● **Short exercise**
Switch every instance of "row-key" to "row-label" in the items below and change nothing else. Leave the pictures out of your copy.

(Dataset entries)
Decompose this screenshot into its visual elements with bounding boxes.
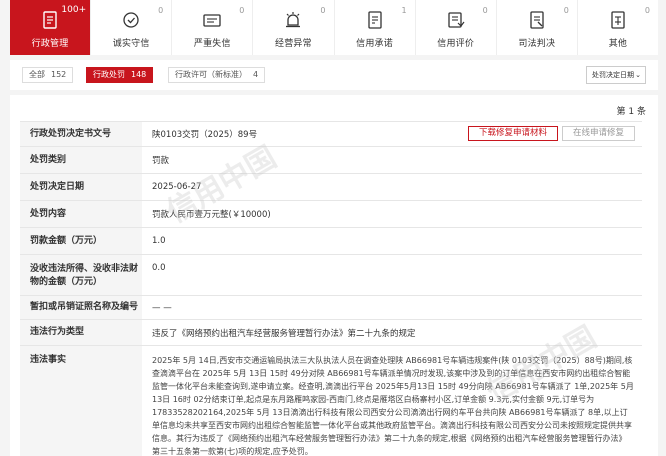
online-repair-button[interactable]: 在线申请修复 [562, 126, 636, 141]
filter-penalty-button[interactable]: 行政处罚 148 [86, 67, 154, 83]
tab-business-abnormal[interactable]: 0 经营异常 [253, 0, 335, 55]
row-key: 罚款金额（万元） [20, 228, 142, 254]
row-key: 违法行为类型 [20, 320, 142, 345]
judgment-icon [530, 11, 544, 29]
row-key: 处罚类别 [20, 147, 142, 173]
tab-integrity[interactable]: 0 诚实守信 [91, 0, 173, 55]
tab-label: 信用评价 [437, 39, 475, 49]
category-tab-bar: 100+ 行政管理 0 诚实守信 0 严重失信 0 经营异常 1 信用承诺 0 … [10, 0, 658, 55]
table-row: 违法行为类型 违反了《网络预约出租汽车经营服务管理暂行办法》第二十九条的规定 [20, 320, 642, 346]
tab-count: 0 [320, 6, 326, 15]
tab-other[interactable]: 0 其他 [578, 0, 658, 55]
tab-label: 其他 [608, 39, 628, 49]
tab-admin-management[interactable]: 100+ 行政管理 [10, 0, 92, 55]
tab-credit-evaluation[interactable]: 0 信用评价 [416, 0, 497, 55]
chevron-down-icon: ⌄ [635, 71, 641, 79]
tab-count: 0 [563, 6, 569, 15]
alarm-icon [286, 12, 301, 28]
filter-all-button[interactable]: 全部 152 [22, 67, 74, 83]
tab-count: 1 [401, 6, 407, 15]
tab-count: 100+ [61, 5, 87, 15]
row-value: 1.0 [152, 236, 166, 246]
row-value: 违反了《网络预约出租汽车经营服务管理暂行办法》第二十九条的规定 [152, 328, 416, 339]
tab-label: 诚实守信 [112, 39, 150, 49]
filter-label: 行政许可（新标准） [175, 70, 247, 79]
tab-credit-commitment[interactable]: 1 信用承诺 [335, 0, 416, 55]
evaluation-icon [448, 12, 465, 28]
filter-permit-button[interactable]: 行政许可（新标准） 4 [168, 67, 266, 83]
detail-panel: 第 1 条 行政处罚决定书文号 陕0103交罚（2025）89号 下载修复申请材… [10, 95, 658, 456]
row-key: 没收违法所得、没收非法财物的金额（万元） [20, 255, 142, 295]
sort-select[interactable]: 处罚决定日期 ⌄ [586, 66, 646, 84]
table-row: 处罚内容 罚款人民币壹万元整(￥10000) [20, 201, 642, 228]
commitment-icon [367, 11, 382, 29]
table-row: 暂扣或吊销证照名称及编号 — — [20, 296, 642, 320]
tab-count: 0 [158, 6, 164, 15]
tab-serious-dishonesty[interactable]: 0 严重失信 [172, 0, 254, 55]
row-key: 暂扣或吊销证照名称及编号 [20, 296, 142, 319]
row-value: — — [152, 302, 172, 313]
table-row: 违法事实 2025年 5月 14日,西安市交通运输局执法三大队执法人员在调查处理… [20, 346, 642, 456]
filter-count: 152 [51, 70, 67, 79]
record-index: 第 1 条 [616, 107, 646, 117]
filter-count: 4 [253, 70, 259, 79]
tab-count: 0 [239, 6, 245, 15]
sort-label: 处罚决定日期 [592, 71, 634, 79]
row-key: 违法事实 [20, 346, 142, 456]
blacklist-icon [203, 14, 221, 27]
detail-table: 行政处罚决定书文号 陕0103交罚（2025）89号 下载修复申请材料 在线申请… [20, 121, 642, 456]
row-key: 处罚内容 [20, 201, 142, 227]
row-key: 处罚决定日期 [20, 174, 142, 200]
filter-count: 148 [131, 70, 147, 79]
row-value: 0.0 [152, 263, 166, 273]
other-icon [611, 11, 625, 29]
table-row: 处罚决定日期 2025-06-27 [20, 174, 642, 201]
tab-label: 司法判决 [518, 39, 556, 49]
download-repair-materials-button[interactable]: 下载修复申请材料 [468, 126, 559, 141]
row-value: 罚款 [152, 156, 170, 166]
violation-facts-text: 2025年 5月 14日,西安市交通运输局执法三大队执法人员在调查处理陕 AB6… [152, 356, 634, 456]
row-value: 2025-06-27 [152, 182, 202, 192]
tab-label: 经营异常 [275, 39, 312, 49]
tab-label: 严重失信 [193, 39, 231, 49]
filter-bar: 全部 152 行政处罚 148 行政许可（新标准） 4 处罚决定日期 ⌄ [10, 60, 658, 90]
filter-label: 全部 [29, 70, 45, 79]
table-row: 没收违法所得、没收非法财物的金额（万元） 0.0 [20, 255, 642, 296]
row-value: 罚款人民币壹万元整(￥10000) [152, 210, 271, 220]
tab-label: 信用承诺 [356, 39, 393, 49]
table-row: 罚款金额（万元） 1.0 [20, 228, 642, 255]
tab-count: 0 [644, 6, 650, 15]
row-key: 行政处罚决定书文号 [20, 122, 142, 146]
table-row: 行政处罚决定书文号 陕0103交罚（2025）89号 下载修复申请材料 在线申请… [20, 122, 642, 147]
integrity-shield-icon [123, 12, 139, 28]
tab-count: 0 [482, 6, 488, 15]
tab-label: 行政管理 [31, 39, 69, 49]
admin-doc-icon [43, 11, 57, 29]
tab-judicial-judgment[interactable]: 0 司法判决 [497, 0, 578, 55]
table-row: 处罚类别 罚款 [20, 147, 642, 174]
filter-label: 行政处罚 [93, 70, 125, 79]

● **Task response**
Decompose this screenshot into its visual elements with bounding boxes.
online-repair-button[interactable]: 在线申请修复 [562, 126, 636, 141]
filter-penalty-button[interactable]: 行政处罚 148 [86, 67, 154, 83]
tab-business-abnormal[interactable]: 0 经营异常 [253, 0, 335, 55]
row-label: 罚款金额（万元） [20, 228, 142, 254]
row-label: 违法行为类型 [20, 320, 142, 345]
judgment-icon [530, 11, 544, 29]
row-label: 处罚类别 [20, 147, 142, 173]
tab-integrity[interactable]: 0 诚实守信 [91, 0, 173, 55]
tab-label: 信用评价 [437, 39, 475, 49]
category-tab-bar: 100+ 行政管理 0 诚实守信 0 严重失信 0 经营异常 1 信用承诺 0 … [10, 0, 658, 55]
table-row: 违法行为类型 违反了《网络预约出租汽车经营服务管理暂行办法》第二十九条的规定 [20, 320, 642, 346]
tab-count: 0 [320, 6, 326, 15]
tab-other[interactable]: 0 其他 [578, 0, 658, 55]
tab-label: 其他 [608, 39, 628, 49]
tab-admin-management[interactable]: 100+ 行政管理 [10, 0, 92, 55]
tab-credit-evaluation[interactable]: 0 信用评价 [416, 0, 497, 55]
chevron-down-icon: ⌄ [635, 71, 641, 79]
tab-count: 0 [563, 6, 569, 15]
alarm-icon [286, 12, 301, 28]
filter-all-button[interactable]: 全部 152 [22, 67, 74, 83]
tab-count: 1 [401, 6, 407, 15]
tab-count: 100+ [61, 5, 87, 15]
row-value: 1.0 [152, 236, 166, 246]
row-value: 违反了《网络预约出租汽车经营服务管理暂行办法》第二十九条的规定 [152, 328, 416, 339]
tab-label: 诚实守信 [112, 39, 150, 49]
filter-label: 行政许可（新标准） [175, 70, 247, 79]
tab-credit-commitment[interactable]: 1 信用承诺 [335, 0, 416, 55]
evaluation-icon [448, 12, 465, 28]
filter-permit-button[interactable]: 行政许可（新标准） 4 [168, 67, 266, 83]
detail-panel: 第 1 条 行政处罚决定书文号 陕0103交罚（2025）89号 下载修复申请材… [10, 95, 658, 456]
row-label: 没收违法所得、没收非法财物的金额（万元） [20, 255, 142, 295]
sort-select[interactable]: 处罚决定日期 ⌄ [586, 66, 646, 84]
table-row: 处罚内容 罚款人民币壹万元整(￥10000) [20, 201, 642, 228]
commitment-icon [367, 11, 382, 29]
table-row: 暂扣或吊销证照名称及编号 — — [20, 296, 642, 320]
tab-count: 0 [158, 6, 164, 15]
tab-serious-dishonesty[interactable]: 0 严重失信 [172, 0, 254, 55]
row-label: 暂扣或吊销证照名称及编号 [20, 296, 142, 319]
row-value: — — [152, 302, 172, 313]
table-row: 违法事实 2025年 5月 14日,西安市交通运输局执法三大队执法人员在调查处理… [20, 346, 642, 456]
filter-count: 152 [51, 70, 67, 79]
record-index: 第 1 条 [616, 107, 646, 117]
filter-count: 4 [253, 70, 259, 79]
tab-count: 0 [239, 6, 245, 15]
sort-label: 处罚决定日期 [592, 71, 634, 79]
row-label: 违法事实 [20, 346, 142, 456]
blacklist-icon [203, 14, 221, 27]
detail-table: 行政处罚决定书文号 陕0103交罚（2025）89号 下载修复申请材料 在线申请… [20, 121, 642, 456]
row-label: 处罚内容 [20, 201, 142, 227]
row-label: 处罚决定日期 [20, 174, 142, 200]
filter-count: 148 [131, 70, 147, 79]
row-value: 0.0 [152, 263, 166, 273]
other-icon [611, 11, 625, 29]
table-row: 处罚决定日期 2025-06-27 [20, 174, 642, 201]
tab-label: 司法判决 [518, 39, 556, 49]
download-repair-materials-button[interactable]: 下载修复申请材料 [468, 126, 559, 141]
row-value: 罚款 [152, 156, 170, 166]
violation-facts-text: 2025年 5月 14日,西安市交通运输局执法三大队执法人员在调查处理陕 AB6… [152, 356, 634, 456]
row-value: 2025-06-27 [152, 182, 202, 192]
tab-label: 经营异常 [275, 39, 312, 49]
tab-label: 严重失信 [193, 39, 231, 49]
filter-bar: 全部 152 行政处罚 148 行政许可（新标准） 4 处罚决定日期 ⌄ [10, 60, 658, 90]
filter-label: 全部 [29, 70, 45, 79]
table-row: 没收违法所得、没收非法财物的金额（万元） 0.0 [20, 255, 642, 296]
row-value: 罚款人民币壹万元整(￥10000) [152, 210, 271, 220]
tab-label: 信用承诺 [356, 39, 393, 49]
table-row: 罚款金额（万元） 1.0 [20, 228, 642, 255]
tab-count: 0 [644, 6, 650, 15]
row-label: 行政处罚决定书文号 [20, 122, 142, 146]
table-row: 行政处罚决定书文号 陕0103交罚（2025）89号 下载修复申请材料 在线申请… [20, 122, 642, 147]
integrity-shield-icon [123, 12, 139, 28]
tab-count: 0 [482, 6, 488, 15]
tab-label: 行政管理 [31, 39, 69, 49]
admin-doc-icon [43, 11, 57, 29]
tab-judicial-judgment[interactable]: 0 司法判决 [497, 0, 578, 55]
table-row: 处罚类别 罚款 [20, 147, 642, 174]
filter-label: 行政处罚 [93, 70, 125, 79]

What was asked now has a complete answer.